Start of Dataset records

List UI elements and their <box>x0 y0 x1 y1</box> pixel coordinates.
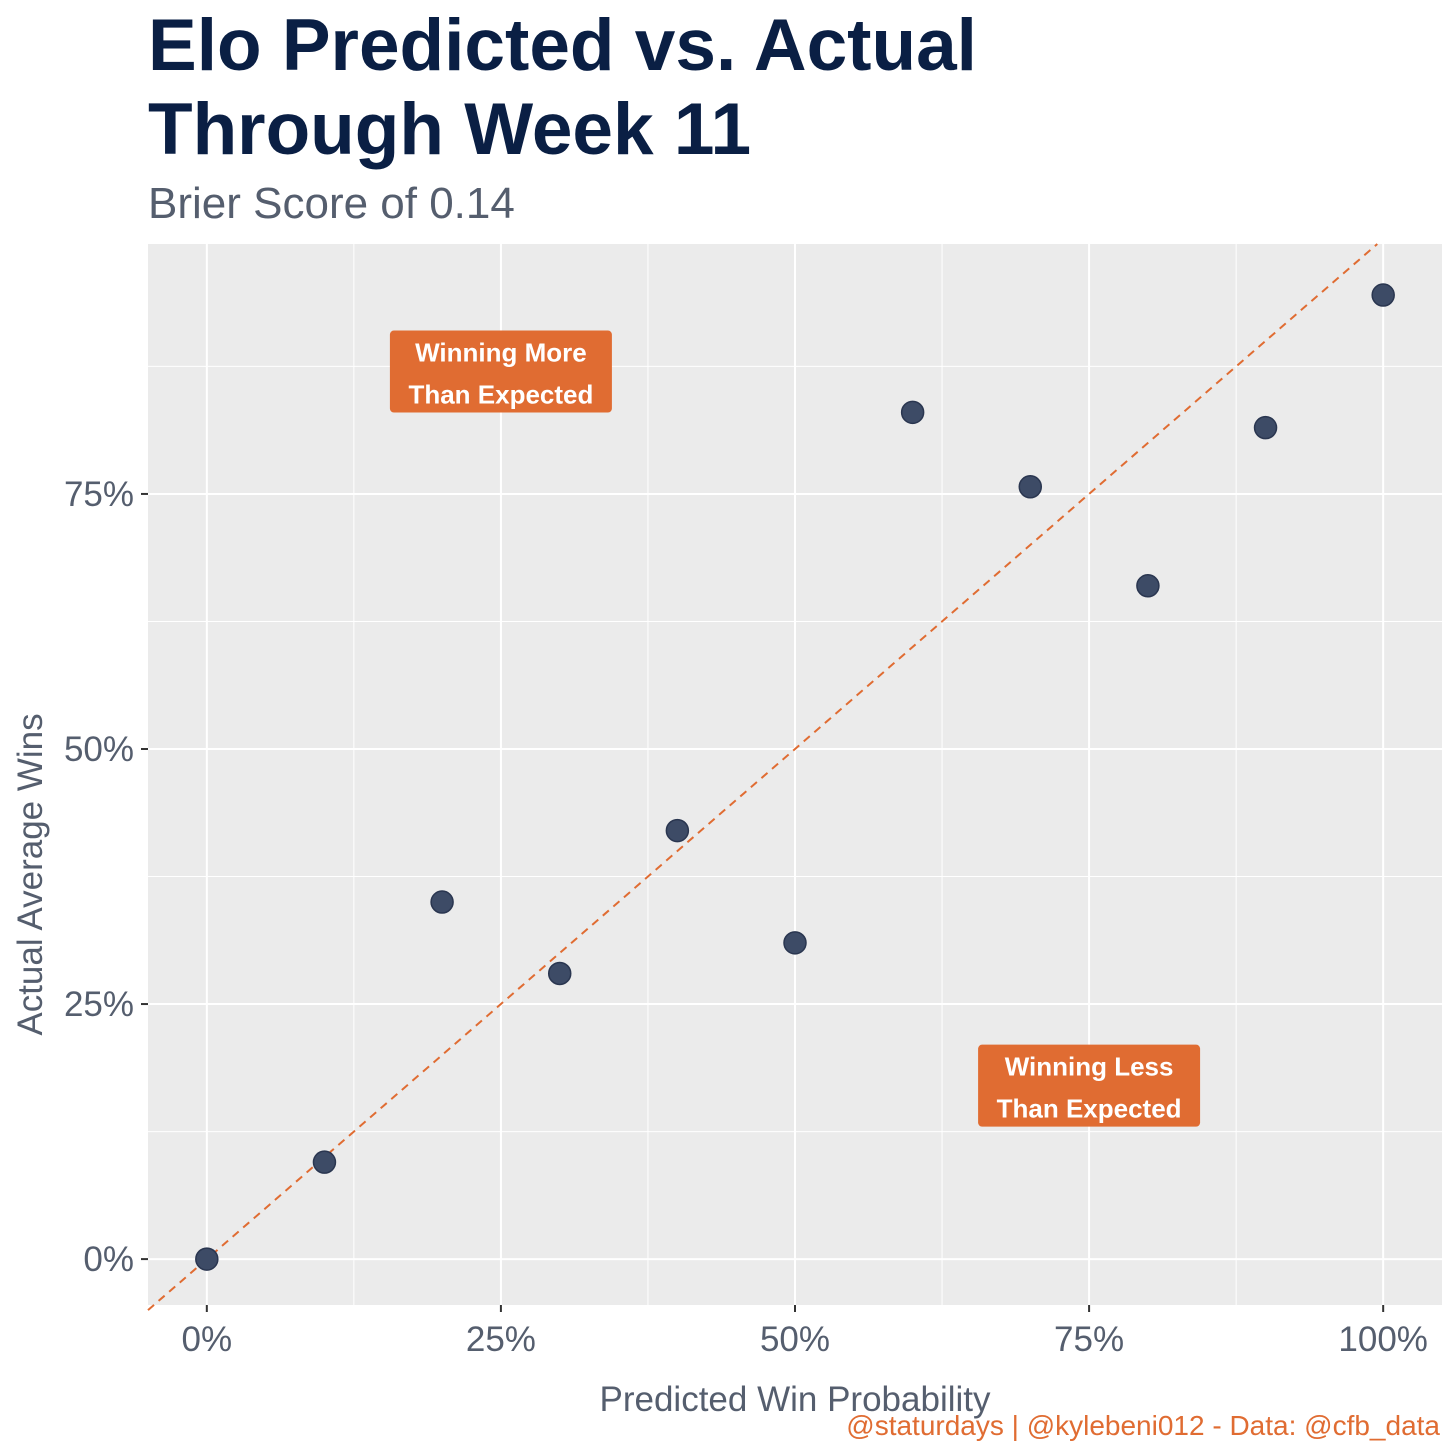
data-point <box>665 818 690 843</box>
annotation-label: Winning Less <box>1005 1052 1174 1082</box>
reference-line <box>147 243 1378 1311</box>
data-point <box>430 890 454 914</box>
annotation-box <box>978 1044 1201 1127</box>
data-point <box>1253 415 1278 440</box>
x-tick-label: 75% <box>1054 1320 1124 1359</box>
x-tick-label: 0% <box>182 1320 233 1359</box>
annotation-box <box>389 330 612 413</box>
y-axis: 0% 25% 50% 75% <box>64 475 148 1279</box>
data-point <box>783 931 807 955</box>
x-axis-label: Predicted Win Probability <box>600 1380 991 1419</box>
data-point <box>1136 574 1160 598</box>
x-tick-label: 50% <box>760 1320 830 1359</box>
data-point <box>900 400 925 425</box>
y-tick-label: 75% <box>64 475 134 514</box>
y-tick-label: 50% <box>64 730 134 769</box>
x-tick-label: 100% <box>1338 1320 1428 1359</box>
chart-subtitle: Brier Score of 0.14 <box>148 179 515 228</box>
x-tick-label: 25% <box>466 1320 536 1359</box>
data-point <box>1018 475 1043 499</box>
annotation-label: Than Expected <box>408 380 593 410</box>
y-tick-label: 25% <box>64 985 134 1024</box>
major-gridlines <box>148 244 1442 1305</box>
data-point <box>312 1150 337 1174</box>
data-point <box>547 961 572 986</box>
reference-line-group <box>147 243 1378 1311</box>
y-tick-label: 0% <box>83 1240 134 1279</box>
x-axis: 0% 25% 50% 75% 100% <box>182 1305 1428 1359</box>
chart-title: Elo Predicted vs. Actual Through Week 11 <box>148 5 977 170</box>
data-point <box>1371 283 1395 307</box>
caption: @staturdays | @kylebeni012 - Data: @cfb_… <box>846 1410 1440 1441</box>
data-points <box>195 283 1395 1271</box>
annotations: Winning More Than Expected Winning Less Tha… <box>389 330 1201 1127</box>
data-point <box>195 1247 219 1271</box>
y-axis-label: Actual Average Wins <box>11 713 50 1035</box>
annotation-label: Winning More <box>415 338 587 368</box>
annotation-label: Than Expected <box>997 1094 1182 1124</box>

End of Dataset records

# Short exercise:
Copy out the listing above with each "annotation-label" swapped for "note-label", changing nothing else, and leave the picture out.

# Reply to the task:
List UI elements and their <box>x0 y0 x1 y1</box> pixel coordinates.
data-point <box>665 818 690 843</box>
note-label: Winning Less <box>1005 1052 1174 1082</box>
reference-line <box>147 243 1378 1311</box>
data-point <box>430 890 454 914</box>
annotation-box <box>978 1044 1201 1127</box>
data-point <box>1253 415 1278 440</box>
x-tick-label: 75% <box>1054 1320 1124 1359</box>
x-tick-label: 0% <box>182 1320 233 1359</box>
annotation-box <box>389 330 612 413</box>
y-axis: 0% 25% 50% 75% <box>64 475 148 1279</box>
data-point <box>783 931 807 955</box>
x-axis-label: Predicted Win Probability <box>600 1380 991 1419</box>
data-point <box>1136 574 1160 598</box>
x-tick-label: 50% <box>760 1320 830 1359</box>
data-point <box>900 400 925 425</box>
y-tick-label: 75% <box>64 475 134 514</box>
y-tick-label: 50% <box>64 730 134 769</box>
x-tick-label: 100% <box>1338 1320 1428 1359</box>
chart-subtitle: Brier Score of 0.14 <box>148 179 515 228</box>
x-tick-label: 25% <box>466 1320 536 1359</box>
data-point <box>1018 475 1043 499</box>
note-label: Than Expected <box>408 380 593 410</box>
y-tick-label: 25% <box>64 985 134 1024</box>
major-gridlines <box>148 244 1442 1305</box>
data-point <box>312 1150 337 1174</box>
data-point <box>547 961 572 986</box>
reference-line-group <box>147 243 1378 1311</box>
y-tick-label: 0% <box>83 1240 134 1279</box>
x-axis: 0% 25% 50% 75% 100% <box>182 1305 1428 1359</box>
chart-title: Elo Predicted vs. Actual Through Week 11 <box>148 5 977 170</box>
data-point <box>1371 283 1395 307</box>
caption: @staturdays | @kylebeni012 - Data: @cfb_… <box>846 1410 1440 1441</box>
data-points <box>195 283 1395 1271</box>
annotations: Winning More Than Expected Winning Less Tha… <box>389 330 1201 1127</box>
data-point <box>195 1247 219 1271</box>
y-axis-label: Actual Average Wins <box>11 713 50 1035</box>
note-label: Winning More <box>415 338 587 368</box>
note-label: Than Expected <box>997 1094 1182 1124</box>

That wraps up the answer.